>> start

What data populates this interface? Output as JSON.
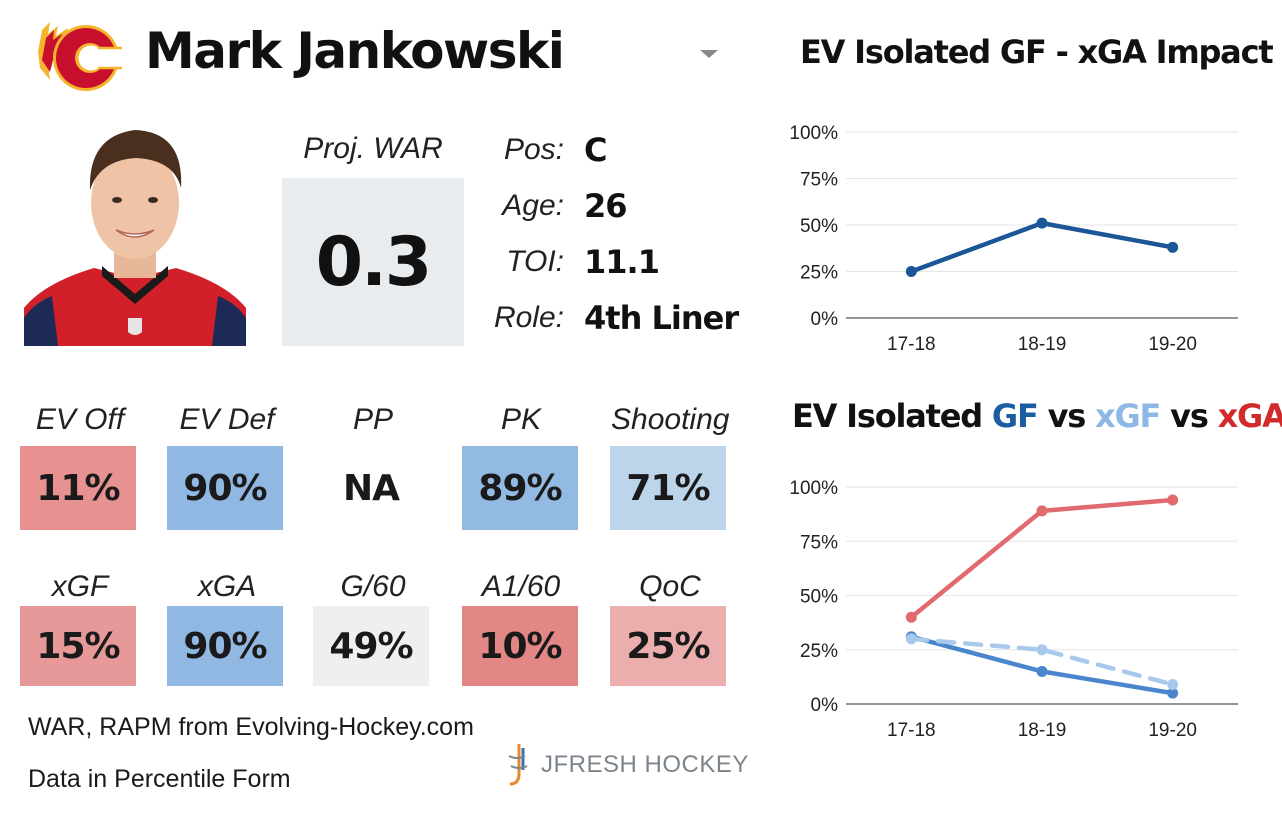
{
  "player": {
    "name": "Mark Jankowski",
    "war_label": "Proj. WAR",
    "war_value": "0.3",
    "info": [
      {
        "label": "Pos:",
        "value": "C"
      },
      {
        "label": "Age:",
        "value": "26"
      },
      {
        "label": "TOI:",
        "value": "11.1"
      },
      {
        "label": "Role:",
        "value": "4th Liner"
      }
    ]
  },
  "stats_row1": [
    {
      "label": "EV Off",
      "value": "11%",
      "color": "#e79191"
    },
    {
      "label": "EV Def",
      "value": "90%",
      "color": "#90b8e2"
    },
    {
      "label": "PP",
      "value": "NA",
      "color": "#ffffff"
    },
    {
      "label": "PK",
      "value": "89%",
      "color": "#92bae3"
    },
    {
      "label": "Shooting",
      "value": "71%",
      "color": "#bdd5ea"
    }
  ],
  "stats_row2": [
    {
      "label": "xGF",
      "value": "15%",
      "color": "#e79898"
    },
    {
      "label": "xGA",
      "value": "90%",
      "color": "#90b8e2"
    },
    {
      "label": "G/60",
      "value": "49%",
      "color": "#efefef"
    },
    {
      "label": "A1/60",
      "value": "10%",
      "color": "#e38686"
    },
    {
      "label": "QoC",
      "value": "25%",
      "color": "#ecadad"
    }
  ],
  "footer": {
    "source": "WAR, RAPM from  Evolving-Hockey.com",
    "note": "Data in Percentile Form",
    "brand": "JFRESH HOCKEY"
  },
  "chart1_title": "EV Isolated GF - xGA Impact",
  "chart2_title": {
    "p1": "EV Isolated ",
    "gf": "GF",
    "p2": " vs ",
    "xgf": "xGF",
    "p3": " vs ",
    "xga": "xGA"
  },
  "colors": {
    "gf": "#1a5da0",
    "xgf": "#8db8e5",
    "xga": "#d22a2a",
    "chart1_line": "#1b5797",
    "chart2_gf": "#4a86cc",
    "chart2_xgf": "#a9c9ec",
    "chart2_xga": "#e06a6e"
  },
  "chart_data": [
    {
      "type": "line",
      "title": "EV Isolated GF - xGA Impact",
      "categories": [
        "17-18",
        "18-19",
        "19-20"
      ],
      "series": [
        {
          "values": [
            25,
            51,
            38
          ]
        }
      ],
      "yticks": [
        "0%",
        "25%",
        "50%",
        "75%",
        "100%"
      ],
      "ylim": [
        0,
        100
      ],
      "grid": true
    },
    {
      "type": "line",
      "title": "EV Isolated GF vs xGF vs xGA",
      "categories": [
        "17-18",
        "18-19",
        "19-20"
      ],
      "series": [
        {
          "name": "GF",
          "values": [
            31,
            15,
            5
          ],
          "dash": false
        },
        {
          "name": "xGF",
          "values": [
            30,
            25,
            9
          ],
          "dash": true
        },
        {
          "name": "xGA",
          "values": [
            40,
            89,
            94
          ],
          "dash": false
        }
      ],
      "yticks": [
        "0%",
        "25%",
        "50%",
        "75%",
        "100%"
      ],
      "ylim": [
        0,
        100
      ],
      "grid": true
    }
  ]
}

>> end

• **What is needed**: Copy every line above word for word and exclude the pictures.

• **Solution**:
What data populates this interface? Output as JSON.
{
  "player": {
    "name": "Mark Jankowski",
    "war_label": "Proj. WAR",
    "war_value": "0.3",
    "info": [
      {
        "label": "Pos:",
        "value": "C"
      },
      {
        "label": "Age:",
        "value": "26"
      },
      {
        "label": "TOI:",
        "value": "11.1"
      },
      {
        "label": "Role:",
        "value": "4th Liner"
      }
    ]
  },
  "stats_row1": [
    {
      "label": "EV Off",
      "value": "11%",
      "color": "#e79191"
    },
    {
      "label": "EV Def",
      "value": "90%",
      "color": "#90b8e2"
    },
    {
      "label": "PP",
      "value": "NA",
      "color": "#ffffff"
    },
    {
      "label": "PK",
      "value": "89%",
      "color": "#92bae3"
    },
    {
      "label": "Shooting",
      "value": "71%",
      "color": "#bdd5ea"
    }
  ],
  "stats_row2": [
    {
      "label": "xGF",
      "value": "15%",
      "color": "#e79898"
    },
    {
      "label": "xGA",
      "value": "90%",
      "color": "#90b8e2"
    },
    {
      "label": "G/60",
      "value": "49%",
      "color": "#efefef"
    },
    {
      "label": "A1/60",
      "value": "10%",
      "color": "#e38686"
    },
    {
      "label": "QoC",
      "value": "25%",
      "color": "#ecadad"
    }
  ],
  "footer": {
    "source": "WAR, RAPM from  Evolving-Hockey.com",
    "note": "Data in Percentile Form",
    "brand": "JFRESH HOCKEY"
  },
  "chart1_title": "EV Isolated GF - xGA Impact",
  "chart2_title": {
    "p1": "EV Isolated ",
    "gf": "GF",
    "p2": " vs ",
    "xgf": "xGF",
    "p3": " vs ",
    "xga": "xGA"
  },
  "colors": {
    "gf": "#1a5da0",
    "xgf": "#8db8e5",
    "xga": "#d22a2a",
    "chart1_line": "#1b5797",
    "chart2_gf": "#4a86cc",
    "chart2_xgf": "#a9c9ec",
    "chart2_xga": "#e06a6e"
  },
  "chart_data": [
    {
      "type": "line",
      "title": "EV Isolated GF - xGA Impact",
      "categories": [
        "17-18",
        "18-19",
        "19-20"
      ],
      "series": [
        {
          "values": [
            25,
            51,
            38
          ]
        }
      ],
      "yticks": [
        "0%",
        "25%",
        "50%",
        "75%",
        "100%"
      ],
      "ylim": [
        0,
        100
      ],
      "grid": true
    },
    {
      "type": "line",
      "title": "EV Isolated GF vs xGF vs xGA",
      "categories": [
        "17-18",
        "18-19",
        "19-20"
      ],
      "series": [
        {
          "name": "GF",
          "values": [
            31,
            15,
            5
          ],
          "dash": false
        },
        {
          "name": "xGF",
          "values": [
            30,
            25,
            9
          ],
          "dash": true
        },
        {
          "name": "xGA",
          "values": [
            40,
            89,
            94
          ],
          "dash": false
        }
      ],
      "yticks": [
        "0%",
        "25%",
        "50%",
        "75%",
        "100%"
      ],
      "ylim": [
        0,
        100
      ],
      "grid": true
    }
  ]
}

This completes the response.